Without skipping anything, write out each record below exactly.

◆ Excerpted data:
********
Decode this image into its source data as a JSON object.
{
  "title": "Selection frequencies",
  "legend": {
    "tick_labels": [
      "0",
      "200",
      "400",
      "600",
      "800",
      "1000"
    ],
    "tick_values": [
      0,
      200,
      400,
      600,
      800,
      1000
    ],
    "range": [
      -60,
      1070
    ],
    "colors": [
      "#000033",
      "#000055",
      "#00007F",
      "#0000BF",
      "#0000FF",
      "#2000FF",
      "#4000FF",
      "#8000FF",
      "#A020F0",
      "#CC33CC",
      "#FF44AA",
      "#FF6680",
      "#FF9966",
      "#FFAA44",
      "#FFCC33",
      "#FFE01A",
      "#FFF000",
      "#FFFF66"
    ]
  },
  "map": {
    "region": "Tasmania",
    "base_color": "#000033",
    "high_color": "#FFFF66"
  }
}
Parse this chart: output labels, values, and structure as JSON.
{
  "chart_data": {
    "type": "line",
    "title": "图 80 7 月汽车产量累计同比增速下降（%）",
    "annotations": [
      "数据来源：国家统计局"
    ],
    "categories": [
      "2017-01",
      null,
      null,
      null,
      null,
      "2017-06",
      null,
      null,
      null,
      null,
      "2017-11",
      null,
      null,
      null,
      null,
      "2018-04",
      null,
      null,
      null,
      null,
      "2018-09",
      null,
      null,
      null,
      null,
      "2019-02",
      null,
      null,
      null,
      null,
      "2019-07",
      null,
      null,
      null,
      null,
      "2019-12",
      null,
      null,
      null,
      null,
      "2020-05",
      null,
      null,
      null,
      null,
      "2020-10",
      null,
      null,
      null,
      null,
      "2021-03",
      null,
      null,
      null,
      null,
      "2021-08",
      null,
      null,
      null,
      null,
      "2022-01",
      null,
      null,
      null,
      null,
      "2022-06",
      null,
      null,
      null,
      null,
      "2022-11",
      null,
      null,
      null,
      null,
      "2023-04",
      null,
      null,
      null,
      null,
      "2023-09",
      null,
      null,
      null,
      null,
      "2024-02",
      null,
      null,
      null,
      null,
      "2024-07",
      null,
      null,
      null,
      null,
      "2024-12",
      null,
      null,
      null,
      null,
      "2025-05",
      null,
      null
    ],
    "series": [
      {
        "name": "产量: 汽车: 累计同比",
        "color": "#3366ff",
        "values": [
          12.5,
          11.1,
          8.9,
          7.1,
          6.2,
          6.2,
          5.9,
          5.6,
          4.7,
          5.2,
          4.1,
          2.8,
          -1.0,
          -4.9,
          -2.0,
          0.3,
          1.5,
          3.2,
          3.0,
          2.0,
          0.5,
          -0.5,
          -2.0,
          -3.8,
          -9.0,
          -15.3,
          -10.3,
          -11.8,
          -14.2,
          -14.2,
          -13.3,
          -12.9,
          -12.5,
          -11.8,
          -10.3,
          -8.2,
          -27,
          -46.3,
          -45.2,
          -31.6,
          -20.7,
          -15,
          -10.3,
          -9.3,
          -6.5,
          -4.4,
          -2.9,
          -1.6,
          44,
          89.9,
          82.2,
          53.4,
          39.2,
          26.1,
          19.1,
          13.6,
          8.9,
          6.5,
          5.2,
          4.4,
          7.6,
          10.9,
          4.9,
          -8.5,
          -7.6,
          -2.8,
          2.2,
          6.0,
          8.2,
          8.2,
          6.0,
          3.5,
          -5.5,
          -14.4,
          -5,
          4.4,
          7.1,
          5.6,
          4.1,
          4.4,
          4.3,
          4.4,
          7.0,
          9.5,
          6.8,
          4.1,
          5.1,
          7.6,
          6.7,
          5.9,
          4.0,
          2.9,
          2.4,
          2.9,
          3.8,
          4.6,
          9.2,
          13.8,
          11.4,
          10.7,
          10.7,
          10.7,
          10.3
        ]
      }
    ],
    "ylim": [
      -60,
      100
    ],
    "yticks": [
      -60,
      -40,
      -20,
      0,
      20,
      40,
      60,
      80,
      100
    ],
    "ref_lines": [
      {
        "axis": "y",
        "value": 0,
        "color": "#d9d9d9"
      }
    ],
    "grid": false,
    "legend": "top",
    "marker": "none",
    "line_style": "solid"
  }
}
********
◆ Response below:
Decode this image into its source data as a JSON object.
{
  "title": "Selection frequencies",
  "legend": {
    "tick_labels": [
      "0",
      "200",
      "400",
      "600",
      "800",
      "1000"
    ],
    "tick_values": [
      0,
      200,
      400,
      600,
      800,
      1000
    ],
    "range": [
      -60,
      1070
    ],
    "colors": [
      "#000033",
      "#000055",
      "#00007F",
      "#0000BF",
      "#0000FF",
      "#2000FF",
      "#4000FF",
      "#8000FF",
      "#A020F0",
      "#CC33CC",
      "#FF44AA",
      "#FF6680",
      "#FF9966",
      "#FFAA44",
      "#FFCC33",
      "#FFE01A",
      "#FFF000",
      "#FFFF66"
    ]
  },
  "map": {
    "region": "Tasmania",
    "base_color": "#000033",
    "high_color": "#FFFF66"
  }
}
Parse this chart: output labels, values, and structure as JSON.
{
  "chart_data": {
    "type": "line",
    "title": "图 80 7 月汽车产量累计同比增速下降（%）",
    "annotations": [
      "数据来源：国家统计局"
    ],
    "categories": [
      "2017-01",
      null,
      null,
      null,
      null,
      "2017-06",
      null,
      null,
      null,
      null,
      "2017-11",
      null,
      null,
      null,
      null,
      "2018-04",
      null,
      null,
      null,
      null,
      "2018-09",
      null,
      null,
      null,
      null,
      "2019-02",
      null,
      null,
      null,
      null,
      "2019-07",
      null,
      null,
      null,
      null,
      "2019-12",
      null,
      null,
      null,
      null,
      "2020-05",
      null,
      null,
      null,
      null,
      "2020-10",
      null,
      null,
      null,
      null,
      "2021-03",
      null,
      null,
      null,
      null,
      "2021-08",
      null,
      null,
      null,
      null,
      "2022-01",
      null,
      null,
      null,
      null,
      "2022-06",
      null,
      null,
      null,
      null,
      "2022-11",
      null,
      null,
      null,
      null,
      "2023-04",
      null,
      null,
      null,
      null,
      "2023-09",
      null,
      null,
      null,
      null,
      "2024-02",
      null,
      null,
      null,
      null,
      "2024-07",
      null,
      null,
      null,
      null,
      "2024-12",
      null,
      null,
      null,
      null,
      "2025-05",
      null,
      null
    ],
    "series": [
      {
        "name": "产量: 汽车: 累计同比",
        "color": "#3366ff",
        "values": [
          12.5,
          11.1,
          8.9,
          7.1,
          6.2,
          6.2,
          5.9,
          5.6,
          4.7,
          5.2,
          4.1,
          2.8,
          -1.0,
          -4.9,
          -2.0,
          0.3,
          1.5,
          3.2,
          3.0,
          2.0,
          0.5,
          -0.5,
          -2.0,
          -3.8,
          -9.0,
          -15.3,
          -10.3,
          -11.8,
          -14.2,
          -14.2,
          -13.3,
          -12.9,
          -12.5,
          -11.8,
          -10.3,
          -8.2,
          -27,
          -46.3,
          -45.2,
          -31.6,
          -20.7,
          -15,
          -10.3,
          -9.3,
          -6.5,
          -4.4,
          -2.9,
          -1.6,
          44,
          89.9,
          82.2,
          53.4,
          39.2,
          26.1,
          19.1,
          13.6,
          8.9,
          6.5,
          5.2,
          4.4,
          7.6,
          10.9,
          4.9,
          -8.5,
          -7.6,
          -2.8,
          2.2,
          6.0,
          8.2,
          8.2,
          6.0,
          3.5,
          -5.5,
          -14.4,
          -5,
          4.4,
          7.1,
          5.6,
          4.1,
          4.4,
          4.3,
          4.4,
          7.0,
          9.5,
          6.8,
          4.1,
          5.1,
          7.6,
          6.7,
          5.9,
          4.0,
          2.9,
          2.4,
          2.9,
          3.8,
          4.6,
          9.2,
          13.8,
          11.4,
          10.7,
          10.7,
          10.7,
          10.3
        ]
      }
    ],
    "ylim": [
      -60,
      100
    ],
    "yticks": [
      -60,
      -40,
      -20,
      0,
      20,
      40,
      60,
      80,
      100
    ],
    "ref_lines": [
      {
        "axis": "y",
        "value": 0,
        "color": "#d9d9d9"
      }
    ],
    "grid": false,
    "legend": "top",
    "marker": "none",
    "line_style": "solid"
  }
}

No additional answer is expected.